» **What is needed**: In the data below, find each line that contains the word "NATURE" and copy it.

» **Data for review**:

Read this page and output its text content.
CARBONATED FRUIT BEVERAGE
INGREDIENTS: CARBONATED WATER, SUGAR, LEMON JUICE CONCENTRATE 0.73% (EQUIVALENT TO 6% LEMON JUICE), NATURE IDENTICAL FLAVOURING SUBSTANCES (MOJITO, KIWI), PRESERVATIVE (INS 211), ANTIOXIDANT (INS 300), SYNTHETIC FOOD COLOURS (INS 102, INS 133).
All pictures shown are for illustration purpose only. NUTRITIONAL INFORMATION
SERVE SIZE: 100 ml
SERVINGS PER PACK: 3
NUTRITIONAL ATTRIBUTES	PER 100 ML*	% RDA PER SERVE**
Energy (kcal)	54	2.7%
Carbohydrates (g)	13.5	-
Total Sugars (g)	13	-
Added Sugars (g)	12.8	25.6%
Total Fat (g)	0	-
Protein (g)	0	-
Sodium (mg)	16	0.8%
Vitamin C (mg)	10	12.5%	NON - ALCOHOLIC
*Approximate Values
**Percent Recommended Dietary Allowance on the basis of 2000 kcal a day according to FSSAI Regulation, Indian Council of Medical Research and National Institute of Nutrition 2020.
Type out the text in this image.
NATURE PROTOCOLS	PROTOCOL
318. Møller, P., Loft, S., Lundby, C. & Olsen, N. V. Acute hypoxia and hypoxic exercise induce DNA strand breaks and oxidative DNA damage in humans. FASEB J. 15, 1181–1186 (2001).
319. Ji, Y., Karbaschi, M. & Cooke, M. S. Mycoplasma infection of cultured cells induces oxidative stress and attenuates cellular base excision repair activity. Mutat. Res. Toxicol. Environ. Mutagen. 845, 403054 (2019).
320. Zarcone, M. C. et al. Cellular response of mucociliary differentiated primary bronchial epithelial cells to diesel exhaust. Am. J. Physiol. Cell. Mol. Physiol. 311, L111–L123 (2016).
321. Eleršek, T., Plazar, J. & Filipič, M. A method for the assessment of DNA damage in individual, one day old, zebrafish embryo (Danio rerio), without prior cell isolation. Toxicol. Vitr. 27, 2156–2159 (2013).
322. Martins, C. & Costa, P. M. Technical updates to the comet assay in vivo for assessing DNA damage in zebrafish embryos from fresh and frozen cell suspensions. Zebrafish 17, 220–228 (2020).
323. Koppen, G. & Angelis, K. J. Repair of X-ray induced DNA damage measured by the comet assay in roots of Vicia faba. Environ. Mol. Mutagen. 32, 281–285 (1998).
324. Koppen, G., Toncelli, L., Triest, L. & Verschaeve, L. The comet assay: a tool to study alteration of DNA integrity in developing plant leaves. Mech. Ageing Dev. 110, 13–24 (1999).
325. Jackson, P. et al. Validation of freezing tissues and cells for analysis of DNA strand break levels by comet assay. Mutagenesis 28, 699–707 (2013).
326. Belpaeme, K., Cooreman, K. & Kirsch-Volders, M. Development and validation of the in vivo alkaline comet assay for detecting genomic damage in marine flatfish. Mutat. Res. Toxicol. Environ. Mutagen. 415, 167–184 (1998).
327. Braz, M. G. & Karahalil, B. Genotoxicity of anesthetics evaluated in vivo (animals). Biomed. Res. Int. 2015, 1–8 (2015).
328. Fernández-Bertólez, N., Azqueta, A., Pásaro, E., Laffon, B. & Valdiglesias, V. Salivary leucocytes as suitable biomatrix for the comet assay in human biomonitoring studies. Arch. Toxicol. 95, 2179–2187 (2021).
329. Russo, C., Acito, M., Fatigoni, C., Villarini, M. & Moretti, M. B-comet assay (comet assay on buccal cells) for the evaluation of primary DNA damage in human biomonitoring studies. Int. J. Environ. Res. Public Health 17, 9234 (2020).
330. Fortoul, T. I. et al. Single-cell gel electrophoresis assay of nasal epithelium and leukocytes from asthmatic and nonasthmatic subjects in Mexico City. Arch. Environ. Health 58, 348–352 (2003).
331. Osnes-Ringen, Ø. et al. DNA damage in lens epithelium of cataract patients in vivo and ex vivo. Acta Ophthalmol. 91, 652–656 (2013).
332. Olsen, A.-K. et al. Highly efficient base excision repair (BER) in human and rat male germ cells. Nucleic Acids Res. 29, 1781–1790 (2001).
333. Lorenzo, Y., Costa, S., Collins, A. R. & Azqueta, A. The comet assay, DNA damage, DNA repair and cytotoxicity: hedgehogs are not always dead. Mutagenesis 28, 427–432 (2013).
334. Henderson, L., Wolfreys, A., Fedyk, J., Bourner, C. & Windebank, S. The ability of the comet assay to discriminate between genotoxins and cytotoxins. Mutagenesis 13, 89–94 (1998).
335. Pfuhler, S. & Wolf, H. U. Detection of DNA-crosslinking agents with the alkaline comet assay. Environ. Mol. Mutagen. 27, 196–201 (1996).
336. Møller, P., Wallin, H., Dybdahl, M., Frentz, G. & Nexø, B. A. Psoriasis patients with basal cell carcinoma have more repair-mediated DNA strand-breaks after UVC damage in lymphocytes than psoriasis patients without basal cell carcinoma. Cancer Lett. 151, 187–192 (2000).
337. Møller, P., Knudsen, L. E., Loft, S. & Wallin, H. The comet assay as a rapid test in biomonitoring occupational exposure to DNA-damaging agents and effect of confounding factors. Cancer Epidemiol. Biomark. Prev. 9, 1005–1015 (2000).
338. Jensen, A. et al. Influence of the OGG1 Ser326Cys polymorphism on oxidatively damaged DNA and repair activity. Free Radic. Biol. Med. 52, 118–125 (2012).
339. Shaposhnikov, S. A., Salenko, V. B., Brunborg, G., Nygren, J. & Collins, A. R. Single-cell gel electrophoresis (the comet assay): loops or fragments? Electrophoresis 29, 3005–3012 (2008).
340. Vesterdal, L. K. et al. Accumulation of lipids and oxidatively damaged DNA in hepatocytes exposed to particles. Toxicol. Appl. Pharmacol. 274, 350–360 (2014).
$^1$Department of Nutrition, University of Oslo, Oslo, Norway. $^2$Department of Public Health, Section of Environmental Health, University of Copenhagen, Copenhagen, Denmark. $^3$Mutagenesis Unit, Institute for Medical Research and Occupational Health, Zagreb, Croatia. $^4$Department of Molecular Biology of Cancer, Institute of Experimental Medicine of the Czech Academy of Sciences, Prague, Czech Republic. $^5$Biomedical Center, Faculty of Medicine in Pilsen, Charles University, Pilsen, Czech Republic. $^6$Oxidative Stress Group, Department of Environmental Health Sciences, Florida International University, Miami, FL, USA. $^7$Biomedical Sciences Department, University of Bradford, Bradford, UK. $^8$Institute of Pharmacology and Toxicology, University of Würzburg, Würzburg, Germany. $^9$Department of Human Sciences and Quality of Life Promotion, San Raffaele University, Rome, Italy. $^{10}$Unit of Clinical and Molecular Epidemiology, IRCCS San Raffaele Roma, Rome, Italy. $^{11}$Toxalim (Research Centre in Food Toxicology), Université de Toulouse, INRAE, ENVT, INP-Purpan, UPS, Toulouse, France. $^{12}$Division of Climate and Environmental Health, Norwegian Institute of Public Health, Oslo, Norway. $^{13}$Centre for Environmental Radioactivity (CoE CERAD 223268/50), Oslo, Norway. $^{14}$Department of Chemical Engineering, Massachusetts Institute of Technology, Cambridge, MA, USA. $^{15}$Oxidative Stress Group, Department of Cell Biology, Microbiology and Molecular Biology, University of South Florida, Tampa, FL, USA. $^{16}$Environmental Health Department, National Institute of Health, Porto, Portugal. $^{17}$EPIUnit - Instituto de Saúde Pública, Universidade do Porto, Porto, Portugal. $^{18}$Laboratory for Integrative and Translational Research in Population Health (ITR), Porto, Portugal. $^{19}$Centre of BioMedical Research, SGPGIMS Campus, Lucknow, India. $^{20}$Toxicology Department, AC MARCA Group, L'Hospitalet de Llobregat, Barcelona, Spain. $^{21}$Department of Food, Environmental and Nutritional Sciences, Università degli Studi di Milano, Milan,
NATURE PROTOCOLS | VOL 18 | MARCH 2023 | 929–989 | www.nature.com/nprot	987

» **Answer to this exercise**:
INGREDIENTS: CARBONATED WATER, SUGAR, LEMON JUICE CONCENTRATE 0.73% (EQUIVALENT TO 6% LEMON JUICE), NATURE IDENTICAL FLAVOURING SUBSTANCES (MOJITO, KIWI), PRESERVATIVE (INS 211), ANTIOXIDANT (INS 300), SYNTHETIC FOOD COLOURS (INS 102, INS 133).
NATURE PROTOCOLS	PROTOCOL
NATURE PROTOCOLS | VOL 18 | MARCH 2023 | 929–989 | www.nature.com/nprot	987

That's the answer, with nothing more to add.